Set task: Give every entry again, unchanged, and leave its images out.

───── Supplied material ─────

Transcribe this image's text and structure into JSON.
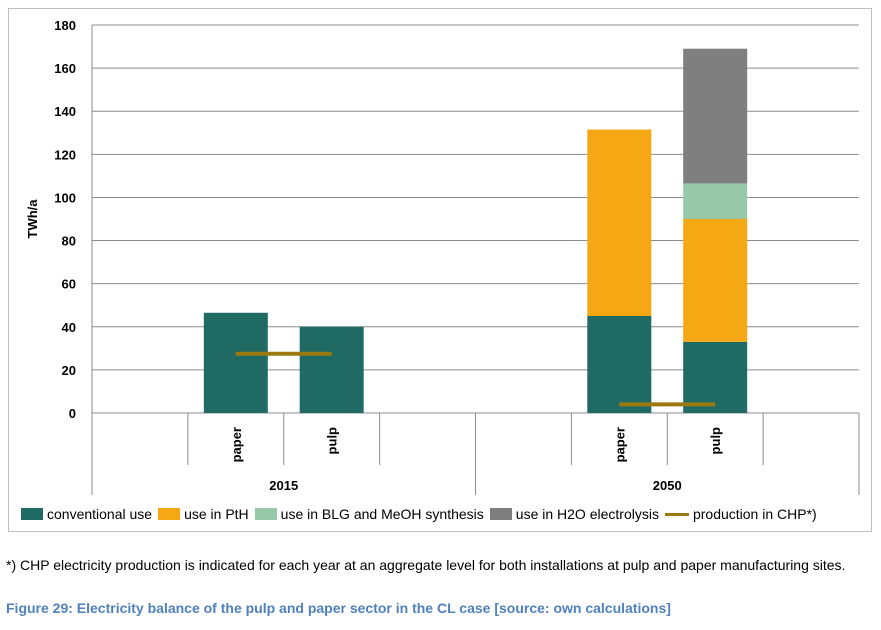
{
  "chart_data": {
    "type": "bar",
    "stacked": true,
    "ylabel": "TWh/a",
    "ylim": [
      0,
      180
    ],
    "yticks": [
      0,
      20,
      40,
      60,
      80,
      100,
      120,
      140,
      160,
      180
    ],
    "groups": [
      {
        "label": "2015",
        "categories": [
          "paper",
          "pulp"
        ]
      },
      {
        "label": "2050",
        "categories": [
          "paper",
          "pulp"
        ]
      }
    ],
    "series": [
      {
        "name": "conventional use",
        "color": "#1f6b63",
        "values": [
          46.5,
          40,
          45,
          33
        ]
      },
      {
        "name": "use in PtH",
        "color": "#f5a714",
        "values": [
          0,
          0,
          86.5,
          57
        ]
      },
      {
        "name": "use in BLG and MeOH synthesis",
        "color": "#97c9a8",
        "values": [
          0,
          0,
          0,
          16.5
        ]
      },
      {
        "name": "use in H2O electrolysis",
        "color": "#7f7f7f",
        "values": [
          0,
          0,
          0,
          62.5
        ]
      }
    ],
    "lines": [
      {
        "name": "production in CHP*)",
        "color": "#9c7a0f",
        "values_by_group": [
          27.5,
          4
        ]
      }
    ]
  },
  "legend": {
    "items": [
      {
        "label": "conventional use",
        "color": "#1f6b63",
        "kind": "box"
      },
      {
        "label": "use in PtH",
        "color": "#f5a714",
        "kind": "box"
      },
      {
        "label": "use in BLG and MeOH synthesis",
        "color": "#97c9a8",
        "kind": "box"
      },
      {
        "label": "use in H2O electrolysis",
        "color": "#7f7f7f",
        "kind": "box"
      },
      {
        "label": "production in CHP*)",
        "color": "#9c7a0f",
        "kind": "line"
      }
    ]
  },
  "footnote": "*) CHP electricity production is indicated for each year at an aggregate level for both installations at pulp and paper manufacturing sites.",
  "caption": "Figure 29: Electricity balance of the pulp and paper sector in the CL case [source: own calculations]"
}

─────

Output below:
Transcribe this image's text and structure into JSON.
{
  "chart_data": {
    "type": "bar",
    "stacked": true,
    "ylabel": "TWh/a",
    "ylim": [
      0,
      180
    ],
    "yticks": [
      0,
      20,
      40,
      60,
      80,
      100,
      120,
      140,
      160,
      180
    ],
    "groups": [
      {
        "label": "2015",
        "categories": [
          "paper",
          "pulp"
        ]
      },
      {
        "label": "2050",
        "categories": [
          "paper",
          "pulp"
        ]
      }
    ],
    "series": [
      {
        "name": "conventional use",
        "color": "#1f6b63",
        "values": [
          46.5,
          40,
          45,
          33
        ]
      },
      {
        "name": "use in PtH",
        "color": "#f5a714",
        "values": [
          0,
          0,
          86.5,
          57
        ]
      },
      {
        "name": "use in BLG and MeOH synthesis",
        "color": "#97c9a8",
        "values": [
          0,
          0,
          0,
          16.5
        ]
      },
      {
        "name": "use in H2O electrolysis",
        "color": "#7f7f7f",
        "values": [
          0,
          0,
          0,
          62.5
        ]
      }
    ],
    "lines": [
      {
        "name": "production in CHP*)",
        "color": "#9c7a0f",
        "values_by_group": [
          27.5,
          4
        ]
      }
    ]
  },
  "legend": {
    "items": [
      {
        "label": "conventional use",
        "color": "#1f6b63",
        "kind": "box"
      },
      {
        "label": "use in PtH",
        "color": "#f5a714",
        "kind": "box"
      },
      {
        "label": "use in BLG and MeOH synthesis",
        "color": "#97c9a8",
        "kind": "box"
      },
      {
        "label": "use in H2O electrolysis",
        "color": "#7f7f7f",
        "kind": "box"
      },
      {
        "label": "production in CHP*)",
        "color": "#9c7a0f",
        "kind": "line"
      }
    ]
  },
  "footnote": "*) CHP electricity production is indicated for each year at an aggregate level for both installations at pulp and paper manufacturing sites.",
  "caption": "Figure 29: Electricity balance of the pulp and paper sector in the CL case [source: own calculations]"
}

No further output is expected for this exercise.